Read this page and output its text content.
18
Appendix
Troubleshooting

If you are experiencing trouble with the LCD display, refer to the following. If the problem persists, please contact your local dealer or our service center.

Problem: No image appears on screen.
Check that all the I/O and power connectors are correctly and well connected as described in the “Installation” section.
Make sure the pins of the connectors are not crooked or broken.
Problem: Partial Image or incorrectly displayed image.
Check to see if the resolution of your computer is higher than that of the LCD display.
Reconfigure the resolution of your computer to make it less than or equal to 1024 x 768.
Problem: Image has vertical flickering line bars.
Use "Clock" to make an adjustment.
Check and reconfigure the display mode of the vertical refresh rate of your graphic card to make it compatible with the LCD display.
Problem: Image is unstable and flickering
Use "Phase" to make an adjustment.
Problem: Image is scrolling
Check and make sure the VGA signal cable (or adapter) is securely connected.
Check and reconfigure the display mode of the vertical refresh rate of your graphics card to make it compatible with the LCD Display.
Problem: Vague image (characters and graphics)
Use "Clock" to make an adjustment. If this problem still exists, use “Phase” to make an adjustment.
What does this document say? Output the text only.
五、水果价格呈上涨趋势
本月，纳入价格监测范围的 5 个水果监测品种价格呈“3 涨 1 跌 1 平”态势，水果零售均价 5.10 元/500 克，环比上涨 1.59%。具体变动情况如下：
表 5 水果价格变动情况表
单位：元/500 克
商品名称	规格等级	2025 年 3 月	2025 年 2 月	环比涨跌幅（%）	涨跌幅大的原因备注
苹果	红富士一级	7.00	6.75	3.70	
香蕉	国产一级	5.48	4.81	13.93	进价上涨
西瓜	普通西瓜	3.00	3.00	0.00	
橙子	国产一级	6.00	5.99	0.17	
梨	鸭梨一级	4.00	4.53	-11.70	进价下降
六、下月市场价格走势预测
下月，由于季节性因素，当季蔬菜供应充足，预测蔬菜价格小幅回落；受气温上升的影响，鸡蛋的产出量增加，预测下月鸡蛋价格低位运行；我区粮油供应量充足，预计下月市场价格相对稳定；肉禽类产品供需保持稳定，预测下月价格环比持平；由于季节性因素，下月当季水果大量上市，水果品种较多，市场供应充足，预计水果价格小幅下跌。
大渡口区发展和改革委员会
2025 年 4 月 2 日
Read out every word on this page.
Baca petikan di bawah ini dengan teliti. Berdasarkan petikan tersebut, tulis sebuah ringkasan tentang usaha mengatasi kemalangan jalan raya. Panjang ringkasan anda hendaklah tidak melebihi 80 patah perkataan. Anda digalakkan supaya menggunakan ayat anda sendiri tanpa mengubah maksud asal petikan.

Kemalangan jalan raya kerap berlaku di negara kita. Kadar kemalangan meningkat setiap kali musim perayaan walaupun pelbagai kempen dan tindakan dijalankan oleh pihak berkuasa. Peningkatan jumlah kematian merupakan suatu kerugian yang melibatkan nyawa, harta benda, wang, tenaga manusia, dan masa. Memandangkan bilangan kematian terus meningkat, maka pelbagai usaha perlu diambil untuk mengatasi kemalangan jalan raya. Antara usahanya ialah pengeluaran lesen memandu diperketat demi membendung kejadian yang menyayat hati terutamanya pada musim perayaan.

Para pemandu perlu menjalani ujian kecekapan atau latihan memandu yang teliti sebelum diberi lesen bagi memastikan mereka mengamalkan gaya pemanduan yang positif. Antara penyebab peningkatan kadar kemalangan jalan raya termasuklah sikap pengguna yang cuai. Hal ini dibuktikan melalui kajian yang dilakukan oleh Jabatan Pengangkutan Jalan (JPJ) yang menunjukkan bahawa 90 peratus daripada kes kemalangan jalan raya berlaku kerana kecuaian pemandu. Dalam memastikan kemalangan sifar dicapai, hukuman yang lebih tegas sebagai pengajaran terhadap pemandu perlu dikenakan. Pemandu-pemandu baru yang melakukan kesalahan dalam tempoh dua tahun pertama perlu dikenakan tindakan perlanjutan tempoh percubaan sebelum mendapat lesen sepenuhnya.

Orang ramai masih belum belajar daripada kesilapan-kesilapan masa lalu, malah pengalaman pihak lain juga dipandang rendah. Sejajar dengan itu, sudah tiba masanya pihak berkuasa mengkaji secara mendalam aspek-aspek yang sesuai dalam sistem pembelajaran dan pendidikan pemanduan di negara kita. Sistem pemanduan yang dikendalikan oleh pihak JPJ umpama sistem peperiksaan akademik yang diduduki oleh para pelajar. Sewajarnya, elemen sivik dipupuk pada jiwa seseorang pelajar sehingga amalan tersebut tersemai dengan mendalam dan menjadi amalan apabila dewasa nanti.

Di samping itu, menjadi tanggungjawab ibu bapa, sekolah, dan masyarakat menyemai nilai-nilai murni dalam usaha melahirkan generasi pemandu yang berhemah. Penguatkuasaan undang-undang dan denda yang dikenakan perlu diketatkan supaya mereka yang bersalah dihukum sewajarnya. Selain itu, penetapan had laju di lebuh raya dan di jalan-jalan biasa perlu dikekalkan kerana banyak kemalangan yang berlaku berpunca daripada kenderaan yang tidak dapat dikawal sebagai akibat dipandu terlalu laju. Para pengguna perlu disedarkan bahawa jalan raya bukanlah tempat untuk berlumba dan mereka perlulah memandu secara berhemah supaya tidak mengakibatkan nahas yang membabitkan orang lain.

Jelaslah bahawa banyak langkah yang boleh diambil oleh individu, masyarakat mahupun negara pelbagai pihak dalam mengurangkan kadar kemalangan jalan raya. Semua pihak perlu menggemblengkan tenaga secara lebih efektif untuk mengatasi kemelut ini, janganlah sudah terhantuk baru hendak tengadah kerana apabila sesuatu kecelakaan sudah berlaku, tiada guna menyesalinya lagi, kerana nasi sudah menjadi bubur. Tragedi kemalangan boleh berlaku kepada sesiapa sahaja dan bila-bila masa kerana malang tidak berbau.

Given task
Take the listing above and set it down exactly.

Expected answer
Read this page and output its text content.
18
Appendix
Troubleshooting

If you are experiencing trouble with the LCD display, refer to the following. If the problem persists, please contact your local dealer or our service center.

Problem: No image appears on screen.
Check that all the I/O and power connectors are correctly and well connected as described in the “Installation” section.
Make sure the pins of the connectors are not crooked or broken.
Problem: Partial Image or incorrectly displayed image.
Check to see if the resolution of your computer is higher than that of the LCD display.
Reconfigure the resolution of your computer to make it less than or equal to 1024 x 768.
Problem: Image has vertical flickering line bars.
Use "Clock" to make an adjustment.
Check and reconfigure the display mode of the vertical refresh rate of your graphic card to make it compatible with the LCD display.
Problem: Image is unstable and flickering
Use "Phase" to make an adjustment.
Problem: Image is scrolling
Check and make sure the VGA signal cable (or adapter) is securely connected.
Check and reconfigure the display mode of the vertical refresh rate of your graphics card to make it compatible with the LCD Display.
Problem: Vague image (characters and graphics)
Use "Clock" to make an adjustment. If this problem still exists, use “Phase” to make an adjustment.
What does this document say? Output the text only.
五、水果价格呈上涨趋势
本月，纳入价格监测范围的 5 个水果监测品种价格呈“3 涨 1 跌 1 平”态势，水果零售均价 5.10 元/500 克，环比上涨 1.59%。具体变动情况如下：
表 5 水果价格变动情况表
单位：元/500 克
商品名称	规格等级	2025 年 3 月	2025 年 2 月	环比涨跌幅（%）	涨跌幅大的原因备注
苹果	红富士一级	7.00	6.75	3.70	
香蕉	国产一级	5.48	4.81	13.93	进价上涨
西瓜	普通西瓜	3.00	3.00	0.00	
橙子	国产一级	6.00	5.99	0.17	
梨	鸭梨一级	4.00	4.53	-11.70	进价下降
六、下月市场价格走势预测
下月，由于季节性因素，当季蔬菜供应充足，预测蔬菜价格小幅回落；受气温上升的影响，鸡蛋的产出量增加，预测下月鸡蛋价格低位运行；我区粮油供应量充足，预计下月市场价格相对稳定；肉禽类产品供需保持稳定，预测下月价格环比持平；由于季节性因素，下月当季水果大量上市，水果品种较多，市场供应充足，预计水果价格小幅下跌。
大渡口区发展和改革委员会
2025 年 4 月 2 日
Read out every word on this page.
Baca petikan di bawah ini dengan teliti. Berdasarkan petikan tersebut, tulis sebuah ringkasan tentang usaha mengatasi kemalangan jalan raya. Panjang ringkasan anda hendaklah tidak melebihi 80 patah perkataan. Anda digalakkan supaya menggunakan ayat anda sendiri tanpa mengubah maksud asal petikan.

Kemalangan jalan raya kerap berlaku di negara kita. Kadar kemalangan meningkat setiap kali musim perayaan walaupun pelbagai kempen dan tindakan dijalankan oleh pihak berkuasa. Peningkatan jumlah kematian merupakan suatu kerugian yang melibatkan nyawa, harta benda, wang, tenaga manusia, dan masa. Memandangkan bilangan kematian terus meningkat, maka pelbagai usaha perlu diambil untuk mengatasi kemalangan jalan raya. Antara usahanya ialah pengeluaran lesen memandu diperketat demi membendung kejadian yang menyayat hati terutamanya pada musim perayaan.

Para pemandu perlu menjalani ujian kecekapan atau latihan memandu yang teliti sebelum diberi lesen bagi memastikan mereka mengamalkan gaya pemanduan yang positif. Antara penyebab peningkatan kadar kemalangan jalan raya termasuklah sikap pengguna yang cuai. Hal ini dibuktikan melalui kajian yang dilakukan oleh Jabatan Pengangkutan Jalan (JPJ) yang menunjukkan bahawa 90 peratus daripada kes kemalangan jalan raya berlaku kerana kecuaian pemandu. Dalam memastikan kemalangan sifar dicapai, hukuman yang lebih tegas sebagai pengajaran terhadap pemandu perlu dikenakan. Pemandu-pemandu baru yang melakukan kesalahan dalam tempoh dua tahun pertama perlu dikenakan tindakan perlanjutan tempoh percubaan sebelum mendapat lesen sepenuhnya.

Orang ramai masih belum belajar daripada kesilapan-kesilapan masa lalu, malah pengalaman pihak lain juga dipandang rendah. Sejajar dengan itu, sudah tiba masanya pihak berkuasa mengkaji secara mendalam aspek-aspek yang sesuai dalam sistem pembelajaran dan pendidikan pemanduan di negara kita. Sistem pemanduan yang dikendalikan oleh pihak JPJ umpama sistem peperiksaan akademik yang diduduki oleh para pelajar. Sewajarnya, elemen sivik dipupuk pada jiwa seseorang pelajar sehingga amalan tersebut tersemai dengan mendalam dan menjadi amalan apabila dewasa nanti.

Di samping itu, menjadi tanggungjawab ibu bapa, sekolah, dan masyarakat menyemai nilai-nilai murni dalam usaha melahirkan generasi pemandu yang berhemah. Penguatkuasaan undang-undang dan denda yang dikenakan perlu diketatkan supaya mereka yang bersalah dihukum sewajarnya. Selain itu, penetapan had laju di lebuh raya dan di jalan-jalan biasa perlu dikekalkan kerana banyak kemalangan yang berlaku berpunca daripada kenderaan yang tidak dapat dikawal sebagai akibat dipandu terlalu laju. Para pengguna perlu disedarkan bahawa jalan raya bukanlah tempat untuk berlumba dan mereka perlulah memandu secara berhemah supaya tidak mengakibatkan nahas yang membabitkan orang lain.

Jelaslah bahawa banyak langkah yang boleh diambil oleh individu, masyarakat mahupun negara pelbagai pihak dalam mengurangkan kadar kemalangan jalan raya. Semua pihak perlu menggemblengkan tenaga secara lebih efektif untuk mengatasi kemelut ini, janganlah sudah terhantuk baru hendak tengadah kerana apabila sesuatu kecelakaan sudah berlaku, tiada guna menyesalinya lagi, kerana nasi sudah menjadi bubur. Tragedi kemalangan boleh berlaku kepada sesiapa sahaja dan bila-bila masa kerana malang tidak berbau.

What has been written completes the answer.